* _Task directions_: Reproduce the EMFX carry-trade text below verbatim, from its title through its final sentence.

═════ Document excerpt

How to Trade EMFX: Carry, Volatility, and What Actually Works
Chapter 4 is where this book gets really practical. The authors stop talking about what drives EM and start talking about how to trade it. And they begin with the most famous strategy in FX: the carry trade.
But before we get there, they ask a question that sounds simple but actually isn’t. What even counts as an emerging market currency?
The Line Between EM and G10 Is Blurry
You’d think the distinction between EM and G10 currencies would be obvious. Rich countries on one side, developing countries on the other. But when you look at actual trading behavior, the line almost disappears.
The authors run correlations between a bunch of currencies and the usual macro drivers: US rates, the S&P 500, US high yield credit, the VIX, and commodities. What they find is that most G10 currencies and most EM currencies react to these drivers in pretty similar ways. The Norwegian krone doesn’t behave all that differently from the South African rand when it comes to responding to global risk. Both sell off when things get scary. Both rally when things calm down.
The one currency that truly stands out? The Japanese yen. It’s the only currency that consistently goes up when risk goes up. When stocks fall, when the VIX spikes, when credit spreads blow out, the yen rallies. No other currency does this reliably. The euro comes kind of close, but the effect is much weaker.
On the EM side, some currencies act more like G10 than you’d expect. The Czech koruna barely moves with global risk. The Chinese yuan is so managed it basically ignores everything. And if you compare a basket of G10 commodity currencies (like AUD, NOK, NZD, CAD) against a basket of EM commodity currencies (like ZAR, BRL, RUB, COP), their betas to global macro drivers are shockingly similar. Sometimes the EM basket actually has lower betas.

══════════
═════ Stored data

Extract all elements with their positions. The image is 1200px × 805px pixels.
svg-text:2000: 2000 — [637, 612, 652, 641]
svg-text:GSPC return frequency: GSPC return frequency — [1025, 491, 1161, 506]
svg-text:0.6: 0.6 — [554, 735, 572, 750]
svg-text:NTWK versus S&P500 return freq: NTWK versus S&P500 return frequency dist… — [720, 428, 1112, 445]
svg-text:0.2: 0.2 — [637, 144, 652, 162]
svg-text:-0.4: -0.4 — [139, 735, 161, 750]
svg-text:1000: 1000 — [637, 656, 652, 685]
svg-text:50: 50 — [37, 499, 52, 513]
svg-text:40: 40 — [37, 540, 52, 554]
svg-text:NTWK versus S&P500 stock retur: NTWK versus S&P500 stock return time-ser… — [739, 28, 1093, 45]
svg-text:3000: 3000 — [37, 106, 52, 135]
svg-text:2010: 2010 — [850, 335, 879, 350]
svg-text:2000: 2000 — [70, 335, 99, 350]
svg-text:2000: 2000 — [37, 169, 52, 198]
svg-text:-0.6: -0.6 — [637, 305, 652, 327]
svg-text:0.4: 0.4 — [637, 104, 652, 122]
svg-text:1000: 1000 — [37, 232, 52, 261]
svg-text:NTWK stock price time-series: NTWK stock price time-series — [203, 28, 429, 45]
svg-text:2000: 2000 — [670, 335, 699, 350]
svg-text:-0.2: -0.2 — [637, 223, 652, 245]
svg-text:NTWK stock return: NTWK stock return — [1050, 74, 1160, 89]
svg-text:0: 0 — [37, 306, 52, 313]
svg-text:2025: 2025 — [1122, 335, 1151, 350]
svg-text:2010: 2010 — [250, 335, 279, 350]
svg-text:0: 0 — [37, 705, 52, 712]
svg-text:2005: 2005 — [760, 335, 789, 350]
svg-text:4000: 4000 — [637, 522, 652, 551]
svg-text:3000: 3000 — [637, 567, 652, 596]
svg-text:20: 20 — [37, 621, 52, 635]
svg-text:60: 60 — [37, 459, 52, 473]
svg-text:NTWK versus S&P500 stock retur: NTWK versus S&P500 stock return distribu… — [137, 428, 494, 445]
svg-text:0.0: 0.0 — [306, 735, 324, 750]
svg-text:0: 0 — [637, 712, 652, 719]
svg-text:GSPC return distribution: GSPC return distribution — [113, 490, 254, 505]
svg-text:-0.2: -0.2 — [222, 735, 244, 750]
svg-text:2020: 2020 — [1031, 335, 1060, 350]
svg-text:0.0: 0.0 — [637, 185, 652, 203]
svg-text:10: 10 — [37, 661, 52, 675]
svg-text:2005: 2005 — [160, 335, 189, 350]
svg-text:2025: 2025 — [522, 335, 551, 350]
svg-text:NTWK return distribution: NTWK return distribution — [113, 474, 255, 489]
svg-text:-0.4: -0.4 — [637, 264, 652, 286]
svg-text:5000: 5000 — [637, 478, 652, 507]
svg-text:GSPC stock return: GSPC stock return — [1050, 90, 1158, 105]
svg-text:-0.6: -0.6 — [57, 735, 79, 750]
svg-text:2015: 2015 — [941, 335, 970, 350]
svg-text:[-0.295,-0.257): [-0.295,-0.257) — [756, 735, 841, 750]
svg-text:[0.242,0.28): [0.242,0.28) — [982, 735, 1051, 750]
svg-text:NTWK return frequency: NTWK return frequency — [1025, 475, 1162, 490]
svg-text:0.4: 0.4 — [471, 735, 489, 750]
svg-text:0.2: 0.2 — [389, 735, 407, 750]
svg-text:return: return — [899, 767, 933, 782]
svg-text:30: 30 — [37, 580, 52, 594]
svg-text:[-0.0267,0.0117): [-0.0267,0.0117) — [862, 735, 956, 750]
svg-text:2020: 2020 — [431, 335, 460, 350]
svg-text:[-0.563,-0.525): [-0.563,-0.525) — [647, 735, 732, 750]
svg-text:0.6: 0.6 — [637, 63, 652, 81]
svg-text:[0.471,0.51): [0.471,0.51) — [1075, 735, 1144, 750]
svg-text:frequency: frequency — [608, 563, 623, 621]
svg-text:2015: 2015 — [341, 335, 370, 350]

══════════

* _Problem solution_:
How to Trade EMFX: Carry, Volatility, and What Actually Works
Chapter 4 is where this book gets really practical. The authors stop talking about what drives EM and start talking about how to trade it. And they begin with the most famous strategy in FX: the carry trade.
But before we get there, they ask a question that sounds simple but actually isn’t. What even counts as an emerging market currency?
The Line Between EM and G10 Is Blurry
You’d think the distinction between EM and G10 currencies would be obvious. Rich countries on one side, developing countries on the other. But when you look at actual trading behavior, the line almost disappears.
The authors run correlations between a bunch of currencies and the usual macro drivers: US rates, the S&P 500, US high yield credit, the VIX, and commodities. What they find is that most G10 currencies and most EM currencies react to these drivers in pretty similar ways. The Norwegian krone doesn’t behave all that differently from the South African rand when it comes to responding to global risk. Both sell off when things get scary. Both rally when things calm down.
The one currency that truly stands out? The Japanese yen. It’s the only currency that consistently goes up when risk goes up. When stocks fall, when the VIX spikes, when credit spreads blow out, the yen rallies. No other currency does this reliably. The euro comes kind of close, but the effect is much weaker.
On the EM side, some currencies act more like G10 than you’d expect. The Czech koruna barely moves with global risk. The Chinese yuan is so managed it basically ignores everything. And if you compare a basket of G10 commodity currencies (like AUD, NOK, NZD, CAD) against a basket of EM commodity currencies (like ZAR, BRL, RUB, COP), their betas to global macro drivers are shockingly similar. Sometimes the EM basket actually has lower betas.